Records contained in a dataset:
────────────────────
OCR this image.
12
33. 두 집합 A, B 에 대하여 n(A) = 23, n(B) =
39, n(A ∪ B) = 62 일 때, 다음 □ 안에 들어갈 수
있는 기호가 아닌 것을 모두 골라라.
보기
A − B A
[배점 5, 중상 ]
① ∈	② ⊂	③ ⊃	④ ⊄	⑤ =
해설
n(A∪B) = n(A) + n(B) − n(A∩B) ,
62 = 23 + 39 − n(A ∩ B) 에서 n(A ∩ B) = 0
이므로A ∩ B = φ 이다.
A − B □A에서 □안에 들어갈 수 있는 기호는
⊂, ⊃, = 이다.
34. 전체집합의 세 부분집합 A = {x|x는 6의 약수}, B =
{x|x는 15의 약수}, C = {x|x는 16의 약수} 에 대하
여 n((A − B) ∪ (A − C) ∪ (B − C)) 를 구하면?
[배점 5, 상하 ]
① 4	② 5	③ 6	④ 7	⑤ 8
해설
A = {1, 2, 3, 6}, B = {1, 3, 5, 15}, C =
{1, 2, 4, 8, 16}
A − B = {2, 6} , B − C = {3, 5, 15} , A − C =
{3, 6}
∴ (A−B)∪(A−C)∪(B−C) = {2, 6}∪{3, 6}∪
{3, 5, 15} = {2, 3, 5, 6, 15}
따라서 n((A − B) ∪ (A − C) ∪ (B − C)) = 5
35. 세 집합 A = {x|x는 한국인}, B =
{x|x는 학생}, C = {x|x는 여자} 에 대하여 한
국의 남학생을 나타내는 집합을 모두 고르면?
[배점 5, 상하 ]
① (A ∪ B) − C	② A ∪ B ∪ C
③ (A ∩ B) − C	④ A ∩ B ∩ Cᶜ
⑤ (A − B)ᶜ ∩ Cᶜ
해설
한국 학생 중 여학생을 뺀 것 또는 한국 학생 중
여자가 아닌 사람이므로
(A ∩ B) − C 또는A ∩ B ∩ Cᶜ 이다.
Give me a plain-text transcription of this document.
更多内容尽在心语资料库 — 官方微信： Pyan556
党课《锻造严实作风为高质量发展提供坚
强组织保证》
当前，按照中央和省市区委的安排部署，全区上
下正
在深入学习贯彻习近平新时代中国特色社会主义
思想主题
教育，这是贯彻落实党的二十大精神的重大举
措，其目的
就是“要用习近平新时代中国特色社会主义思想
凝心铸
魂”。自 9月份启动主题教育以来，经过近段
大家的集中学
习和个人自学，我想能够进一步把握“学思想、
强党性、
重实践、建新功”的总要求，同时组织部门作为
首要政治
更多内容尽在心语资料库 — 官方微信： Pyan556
────────────────────
Return the full listing, character for character.

* [Answer to this exercise]
OCR this image.
12
33. 두 집합 A, B 에 대하여 n(A) = 23, n(B) =
39, n(A ∪ B) = 62 일 때, 다음 □ 안에 들어갈 수
있는 기호가 아닌 것을 모두 골라라.
보기
A − B A
[배점 5, 중상 ]
① ∈	② ⊂	③ ⊃	④ ⊄	⑤ =
해설
n(A∪B) = n(A) + n(B) − n(A∩B) ,
62 = 23 + 39 − n(A ∩ B) 에서 n(A ∩ B) = 0
이므로A ∩ B = φ 이다.
A − B □A에서 □안에 들어갈 수 있는 기호는
⊂, ⊃, = 이다.
34. 전체집합의 세 부분집합 A = {x|x는 6의 약수}, B =
{x|x는 15의 약수}, C = {x|x는 16의 약수} 에 대하
여 n((A − B) ∪ (A − C) ∪ (B − C)) 를 구하면?
[배점 5, 상하 ]
① 4	② 5	③ 6	④ 7	⑤ 8
해설
A = {1, 2, 3, 6}, B = {1, 3, 5, 15}, C =
{1, 2, 4, 8, 16}
A − B = {2, 6} , B − C = {3, 5, 15} , A − C =
{3, 6}
∴ (A−B)∪(A−C)∪(B−C) = {2, 6}∪{3, 6}∪
{3, 5, 15} = {2, 3, 5, 6, 15}
따라서 n((A − B) ∪ (A − C) ∪ (B − C)) = 5
35. 세 집합 A = {x|x는 한국인}, B =
{x|x는 학생}, C = {x|x는 여자} 에 대하여 한
국의 남학생을 나타내는 집합을 모두 고르면?
[배점 5, 상하 ]
① (A ∪ B) − C	② A ∪ B ∪ C
③ (A ∩ B) − C	④ A ∩ B ∩ Cᶜ
⑤ (A − B)ᶜ ∩ Cᶜ
해설
한국 학생 중 여학생을 뺀 것 또는 한국 학생 중
여자가 아닌 사람이므로
(A ∩ B) − C 또는A ∩ B ∩ Cᶜ 이다.
Give me a plain-text transcription of this document.
更多内容尽在心语资料库 — 官方微信： Pyan556
党课《锻造严实作风为高质量发展提供坚
强组织保证》
当前，按照中央和省市区委的安排部署，全区上
下正
在深入学习贯彻习近平新时代中国特色社会主义
思想主题
教育，这是贯彻落实党的二十大精神的重大举
措，其目的
就是“要用习近平新时代中国特色社会主义思想
凝心铸
魂”。自 9月份启动主题教育以来，经过近段
大家的集中学
习和个人自学，我想能够进一步把握“学思想、
强党性、
重实践、建新功”的总要求，同时组织部门作为
首要政治
更多内容尽在心语资料库 — 官方微信： Pyan556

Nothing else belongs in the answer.